Raw data
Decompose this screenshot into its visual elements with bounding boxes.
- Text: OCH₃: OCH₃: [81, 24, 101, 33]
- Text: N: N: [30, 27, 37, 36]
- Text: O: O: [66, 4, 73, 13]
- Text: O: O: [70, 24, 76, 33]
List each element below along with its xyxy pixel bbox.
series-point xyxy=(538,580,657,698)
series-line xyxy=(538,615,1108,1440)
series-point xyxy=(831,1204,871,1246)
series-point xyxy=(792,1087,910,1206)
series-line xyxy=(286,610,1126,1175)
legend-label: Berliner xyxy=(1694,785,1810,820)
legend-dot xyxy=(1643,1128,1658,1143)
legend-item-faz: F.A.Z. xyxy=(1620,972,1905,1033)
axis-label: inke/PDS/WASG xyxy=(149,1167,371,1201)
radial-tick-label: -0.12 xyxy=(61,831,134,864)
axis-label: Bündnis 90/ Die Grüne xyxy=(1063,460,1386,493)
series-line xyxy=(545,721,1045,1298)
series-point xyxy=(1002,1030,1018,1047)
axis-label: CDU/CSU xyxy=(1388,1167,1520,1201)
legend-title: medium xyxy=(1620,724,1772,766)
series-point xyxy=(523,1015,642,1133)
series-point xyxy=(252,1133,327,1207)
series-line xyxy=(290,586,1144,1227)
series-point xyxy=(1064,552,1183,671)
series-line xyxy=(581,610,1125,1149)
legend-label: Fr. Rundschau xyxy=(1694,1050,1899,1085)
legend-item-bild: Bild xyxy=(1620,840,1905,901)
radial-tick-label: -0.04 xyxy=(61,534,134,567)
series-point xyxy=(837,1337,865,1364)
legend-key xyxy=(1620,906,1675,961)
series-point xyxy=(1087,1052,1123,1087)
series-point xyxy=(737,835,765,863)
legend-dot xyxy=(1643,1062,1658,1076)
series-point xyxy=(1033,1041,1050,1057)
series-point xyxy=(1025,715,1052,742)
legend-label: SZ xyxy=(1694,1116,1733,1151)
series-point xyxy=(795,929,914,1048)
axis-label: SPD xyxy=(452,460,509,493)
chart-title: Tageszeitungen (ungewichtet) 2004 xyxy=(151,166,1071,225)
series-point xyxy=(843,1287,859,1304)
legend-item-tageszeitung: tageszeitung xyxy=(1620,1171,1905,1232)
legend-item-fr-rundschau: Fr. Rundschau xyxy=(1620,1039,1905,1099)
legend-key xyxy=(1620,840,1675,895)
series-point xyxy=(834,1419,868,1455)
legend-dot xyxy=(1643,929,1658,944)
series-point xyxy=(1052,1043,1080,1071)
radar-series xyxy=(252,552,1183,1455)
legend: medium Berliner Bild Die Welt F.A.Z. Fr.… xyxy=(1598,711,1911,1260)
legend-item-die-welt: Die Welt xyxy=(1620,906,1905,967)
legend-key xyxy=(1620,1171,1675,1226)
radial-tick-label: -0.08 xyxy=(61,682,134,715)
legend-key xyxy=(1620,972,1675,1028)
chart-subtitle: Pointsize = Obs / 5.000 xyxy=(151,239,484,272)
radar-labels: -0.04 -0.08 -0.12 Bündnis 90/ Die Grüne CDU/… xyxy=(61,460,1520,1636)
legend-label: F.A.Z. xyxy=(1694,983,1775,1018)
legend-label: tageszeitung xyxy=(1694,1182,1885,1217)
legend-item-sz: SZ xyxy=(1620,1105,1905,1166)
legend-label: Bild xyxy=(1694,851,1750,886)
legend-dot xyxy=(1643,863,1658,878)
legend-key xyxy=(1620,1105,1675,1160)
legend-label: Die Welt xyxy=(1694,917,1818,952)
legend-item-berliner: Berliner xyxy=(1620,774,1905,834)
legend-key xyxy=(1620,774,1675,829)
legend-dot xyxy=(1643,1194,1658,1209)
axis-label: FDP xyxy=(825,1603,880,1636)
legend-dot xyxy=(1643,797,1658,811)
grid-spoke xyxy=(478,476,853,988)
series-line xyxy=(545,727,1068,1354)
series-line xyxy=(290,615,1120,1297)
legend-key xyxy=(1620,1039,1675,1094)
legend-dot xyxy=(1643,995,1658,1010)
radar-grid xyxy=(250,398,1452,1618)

The task
Could you output every line of the data above verbatim, with no changes, additions, or omissions?

Exercise output
Decompose this screenshot into its visual elements with bounding boxes.
- Text: OCH₃: OCH₃: [81, 24, 101, 33]
- Text: N: N: [30, 27, 37, 36]
- Text: O: O: [66, 4, 73, 13]
- Text: O: O: [70, 24, 76, 33]
List each element below along with its xyxy pixel bbox.
series-point xyxy=(538,580,657,698)
series-line xyxy=(538,615,1108,1440)
series-point xyxy=(831,1204,871,1246)
series-point xyxy=(792,1087,910,1206)
series-line xyxy=(286,610,1126,1175)
legend-label: Berliner xyxy=(1694,785,1810,820)
legend-dot xyxy=(1643,1128,1658,1143)
legend-item-faz: F.A.Z. xyxy=(1620,972,1905,1033)
axis-label: inke/PDS/WASG xyxy=(149,1167,371,1201)
radial-tick-label: -0.12 xyxy=(61,831,134,864)
axis-label: Bündnis 90/ Die Grüne xyxy=(1063,460,1386,493)
series-line xyxy=(545,721,1045,1298)
series-point xyxy=(1002,1030,1018,1047)
axis-label: CDU/CSU xyxy=(1388,1167,1520,1201)
legend-title: medium xyxy=(1620,724,1772,766)
series-point xyxy=(523,1015,642,1133)
series-point xyxy=(252,1133,327,1207)
series-line xyxy=(290,586,1144,1227)
series-point xyxy=(1064,552,1183,671)
series-line xyxy=(581,610,1125,1149)
legend-label: Fr. Rundschau xyxy=(1694,1050,1899,1085)
legend-item-bild: Bild xyxy=(1620,840,1905,901)
radial-tick-label: -0.04 xyxy=(61,534,134,567)
series-point xyxy=(837,1337,865,1364)
legend-key xyxy=(1620,906,1675,961)
series-point xyxy=(1087,1052,1123,1087)
series-point xyxy=(737,835,765,863)
legend-dot xyxy=(1643,1062,1658,1076)
series-point xyxy=(1033,1041,1050,1057)
series-point xyxy=(1025,715,1052,742)
legend-label: SZ xyxy=(1694,1116,1733,1151)
series-point xyxy=(795,929,914,1048)
axis-label: SPD xyxy=(452,460,509,493)
chart-title: Tageszeitungen (ungewichtet) 2004 xyxy=(151,166,1071,225)
series-point xyxy=(843,1287,859,1304)
legend-item-tageszeitung: tageszeitung xyxy=(1620,1171,1905,1232)
legend-item-fr-rundschau: Fr. Rundschau xyxy=(1620,1039,1905,1099)
legend-key xyxy=(1620,840,1675,895)
series-point xyxy=(834,1419,868,1455)
legend-dot xyxy=(1643,929,1658,944)
series-point xyxy=(1052,1043,1080,1071)
radar-series xyxy=(252,552,1183,1455)
legend: medium Berliner Bild Die Welt F.A.Z. Fr.… xyxy=(1598,711,1911,1260)
legend-item-die-welt: Die Welt xyxy=(1620,906,1905,967)
legend-key xyxy=(1620,1171,1675,1226)
radial-tick-label: -0.08 xyxy=(61,682,134,715)
legend-key xyxy=(1620,972,1675,1028)
chart-subtitle: Pointsize = Obs / 5.000 xyxy=(151,239,484,272)
radar-labels: -0.04 -0.08 -0.12 Bündnis 90/ Die Grüne CDU/… xyxy=(61,460,1520,1636)
legend-label: F.A.Z. xyxy=(1694,983,1775,1018)
legend-label: tageszeitung xyxy=(1694,1182,1885,1217)
legend-item-sz: SZ xyxy=(1620,1105,1905,1166)
legend-label: Bild xyxy=(1694,851,1750,886)
legend-dot xyxy=(1643,863,1658,878)
legend-key xyxy=(1620,1105,1675,1160)
legend-label: Die Welt xyxy=(1694,917,1818,952)
legend-item-berliner: Berliner xyxy=(1620,774,1905,834)
legend-key xyxy=(1620,774,1675,829)
legend-dot xyxy=(1643,1194,1658,1209)
axis-label: FDP xyxy=(825,1603,880,1636)
legend-dot xyxy=(1643,797,1658,811)
grid-spoke xyxy=(478,476,853,988)
series-line xyxy=(545,727,1068,1354)
series-line xyxy=(290,615,1120,1297)
legend-key xyxy=(1620,1039,1675,1094)
legend-dot xyxy=(1643,995,1658,1010)
radar-grid xyxy=(250,398,1452,1618)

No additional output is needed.